GIVEN REQUEST A:
Reproduce verbatim the entries starting at the line that contains "What elements are present" and ending at the line that contains "crop-overlay-menu: Grid Thirds", including both of those lines.

:: SELECTED EXTRACT ::

Only point I'll make , apart from the impression I get that you are on a crusade[?] , is that I contribute a lot to anywhere I stay . I go to sites very occasionally , when it suits me . I eat out at least twice a day , buy at local shops and frequent local bars . Staying on a site I'm more likely to self cater thus contributing less to the local economy .


----------



## AdiosAdios (Sep 26, 2018)

alcam said:


> Only point I'll make , apart from the impression I get that you are on a crusade[?] , is that I contribute a lot to anywhere I stay . I go to sites very occasionally , when it suits me . I eat out at least twice a day , buy at local shops and frequent local bars . Staying on a site I'm more likely to self cater thus contributing less to the local economy .


It’s not a crusade, it’s local people standing up for their rights and protecting the local environment for the benefit of residents and legitimate visitors who care for the place.
The town hall on behalf of Hidrogea the water company is sealing manholes to prevent illegal dumping. This costs money provided by local residents. The clearing of rubbish is paid for by local residents, the water on the beach is paid for by local residents to provide a facility for beach users not camper vanners to fill their tanks.
Perhaps you could speak to your fellow camper vanners and raise some of these points with them. As a matter of interest Los Madriles is a fantastic local site with excellent facilities. No need to park on dirt or mud there, but yes it costs money. And why spend that when you can get others to pick up the tab.


----------



## alcam (Sep 26, 2018)

AdiosAdios said:


> It’s not a crusade, it’s local people standing up for their rights and protecting the local environment for the benefit of residents and legitimate visitors who care for the place.
> The town hall on behalf of Hidrogea the water company is sealing manholes to prevent illegal dumping. This costs money provided by local residents. The clearing of rubbish is paid for by local residents, the water on the beach is paid for by local residents to provide a facility for beach users not camper vanners to fill their tanks.
> Perhaps you could speak to your fellow camper vanners and raise some of these points with them. As a matter of interest Los Madriles is a fantastic local site with excellent facilities. No need to park on dirt or mud there, but yes it costs money. And why spend that when you can get others to pick up the tab.

:::
:: DATA SUPPLIED ::

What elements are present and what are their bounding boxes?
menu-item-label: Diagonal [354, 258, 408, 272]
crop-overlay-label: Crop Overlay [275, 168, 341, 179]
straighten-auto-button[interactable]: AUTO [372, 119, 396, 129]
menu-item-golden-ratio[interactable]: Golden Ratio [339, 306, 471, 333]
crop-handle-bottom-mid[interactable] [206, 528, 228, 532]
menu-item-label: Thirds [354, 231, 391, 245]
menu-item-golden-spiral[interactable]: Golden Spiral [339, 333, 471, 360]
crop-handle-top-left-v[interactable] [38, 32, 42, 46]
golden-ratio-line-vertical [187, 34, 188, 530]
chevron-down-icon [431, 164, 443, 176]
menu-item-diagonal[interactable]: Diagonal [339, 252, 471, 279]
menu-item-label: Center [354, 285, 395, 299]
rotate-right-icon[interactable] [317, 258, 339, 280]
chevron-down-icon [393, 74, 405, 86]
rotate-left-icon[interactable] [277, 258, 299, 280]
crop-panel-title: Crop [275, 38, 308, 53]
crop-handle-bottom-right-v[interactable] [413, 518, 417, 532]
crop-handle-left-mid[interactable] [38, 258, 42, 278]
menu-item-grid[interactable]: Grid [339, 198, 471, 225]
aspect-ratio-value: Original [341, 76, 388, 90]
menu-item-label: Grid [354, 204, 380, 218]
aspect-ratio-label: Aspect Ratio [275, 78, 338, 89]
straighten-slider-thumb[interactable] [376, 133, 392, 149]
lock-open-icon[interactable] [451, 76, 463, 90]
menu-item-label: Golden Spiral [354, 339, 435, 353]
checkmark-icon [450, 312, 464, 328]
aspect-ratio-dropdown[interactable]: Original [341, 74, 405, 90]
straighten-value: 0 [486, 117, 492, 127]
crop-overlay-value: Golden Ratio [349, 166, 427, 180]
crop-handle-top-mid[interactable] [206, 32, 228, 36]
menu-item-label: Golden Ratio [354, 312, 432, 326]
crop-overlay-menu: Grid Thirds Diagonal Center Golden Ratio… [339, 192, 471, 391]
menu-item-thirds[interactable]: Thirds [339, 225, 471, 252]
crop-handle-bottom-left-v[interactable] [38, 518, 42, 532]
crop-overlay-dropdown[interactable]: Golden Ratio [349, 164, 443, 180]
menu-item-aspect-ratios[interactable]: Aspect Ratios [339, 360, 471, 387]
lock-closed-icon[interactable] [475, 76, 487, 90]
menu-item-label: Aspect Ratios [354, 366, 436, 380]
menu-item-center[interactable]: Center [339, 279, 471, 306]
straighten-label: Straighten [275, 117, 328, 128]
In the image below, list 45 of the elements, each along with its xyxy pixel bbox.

:::
:: DATA SUPPLIED ::

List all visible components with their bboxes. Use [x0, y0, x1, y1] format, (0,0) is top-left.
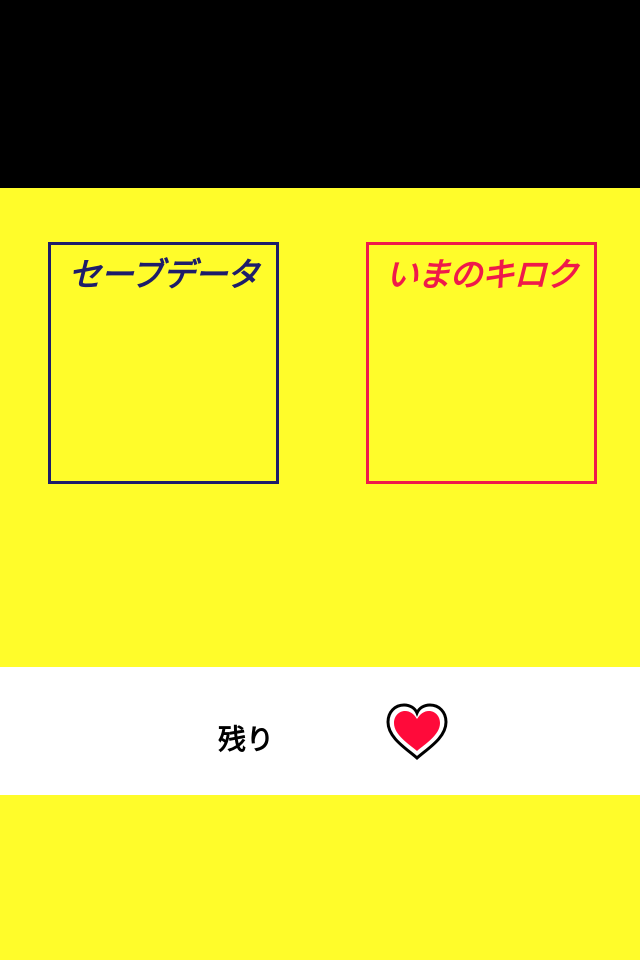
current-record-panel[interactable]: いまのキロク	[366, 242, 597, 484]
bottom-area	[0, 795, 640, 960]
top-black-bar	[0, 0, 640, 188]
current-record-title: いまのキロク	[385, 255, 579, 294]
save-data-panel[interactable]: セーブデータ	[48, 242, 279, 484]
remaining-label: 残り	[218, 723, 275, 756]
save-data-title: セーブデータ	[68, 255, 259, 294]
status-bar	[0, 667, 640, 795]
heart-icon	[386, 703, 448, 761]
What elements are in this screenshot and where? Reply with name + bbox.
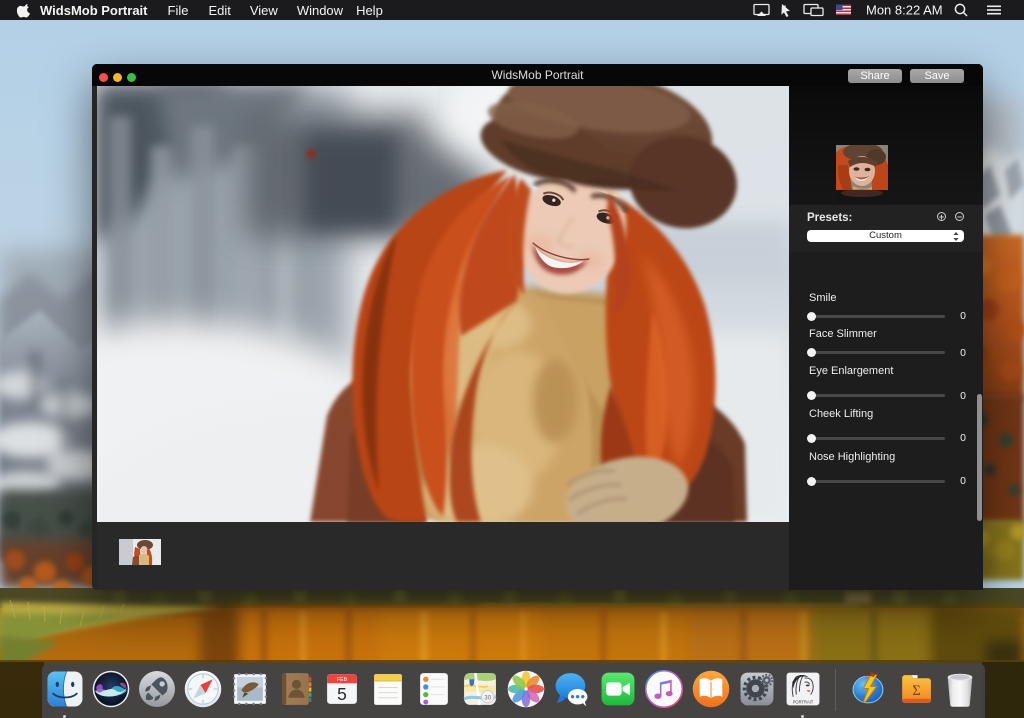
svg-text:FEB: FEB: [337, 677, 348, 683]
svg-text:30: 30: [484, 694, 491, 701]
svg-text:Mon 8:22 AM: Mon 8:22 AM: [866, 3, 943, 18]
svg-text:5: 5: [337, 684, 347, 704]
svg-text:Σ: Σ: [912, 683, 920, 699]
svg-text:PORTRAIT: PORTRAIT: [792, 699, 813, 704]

:::

GIVEN REQUEST B:
For each statement below, say whether it agrees with the forum thread on camper vans, and quote the words of the thread that decide it.
(i) The town hall is sealing manholes on behalf of the water company Hidrogea.
(ii) alcam reports eating out at least three times a day.
(iii) Los Madriles is described as a site that costs nothing.

WORKED SOLUTION A:
What elements are present and what are their bounding boxes?
menu-item-label: Diagonal [354, 258, 408, 272]
crop-overlay-label: Crop Overlay [275, 168, 341, 179]
straighten-auto-button[interactable]: AUTO [372, 119, 396, 129]
menu-item-golden-ratio[interactable]: Golden Ratio [339, 306, 471, 333]
crop-handle-bottom-mid[interactable] [206, 528, 228, 532]
menu-item-label: Thirds [354, 231, 391, 245]
menu-item-golden-spiral[interactable]: Golden Spiral [339, 333, 471, 360]
crop-handle-top-left-v[interactable] [38, 32, 42, 46]
golden-ratio-line-vertical [187, 34, 188, 530]
chevron-down-icon [431, 164, 443, 176]
menu-item-diagonal[interactable]: Diagonal [339, 252, 471, 279]
menu-item-label: Center [354, 285, 395, 299]
rotate-right-icon[interactable] [317, 258, 339, 280]
chevron-down-icon [393, 74, 405, 86]
rotate-left-icon[interactable] [277, 258, 299, 280]
crop-panel-title: Crop [275, 38, 308, 53]
crop-handle-bottom-right-v[interactable] [413, 518, 417, 532]
crop-handle-left-mid[interactable] [38, 258, 42, 278]
menu-item-grid[interactable]: Grid [339, 198, 471, 225]
aspect-ratio-value: Original [341, 76, 388, 90]
menu-item-label: Grid [354, 204, 380, 218]
aspect-ratio-label: Aspect Ratio [275, 78, 338, 89]
straighten-slider-thumb[interactable] [376, 133, 392, 149]
lock-open-icon[interactable] [451, 76, 463, 90]
menu-item-label: Golden Spiral [354, 339, 435, 353]
checkmark-icon [450, 312, 464, 328]
aspect-ratio-dropdown[interactable]: Original [341, 74, 405, 90]
straighten-value: 0 [486, 117, 492, 127]
crop-overlay-value: Golden Ratio [349, 166, 427, 180]
crop-handle-top-mid[interactable] [206, 32, 228, 36]
menu-item-label: Golden Ratio [354, 312, 432, 326]
crop-overlay-menu: Grid Thirds Diagonal Center Golden Ratio… [339, 192, 471, 391]

WORKED SOLUTION B:
(i) Yes: "The town hall on behalf of Hidrogea the water company is sealing manholes to prevent illegal dumping."
(ii) No: "I eat out at least twice a day"
(iii) No: "but yes it costs money"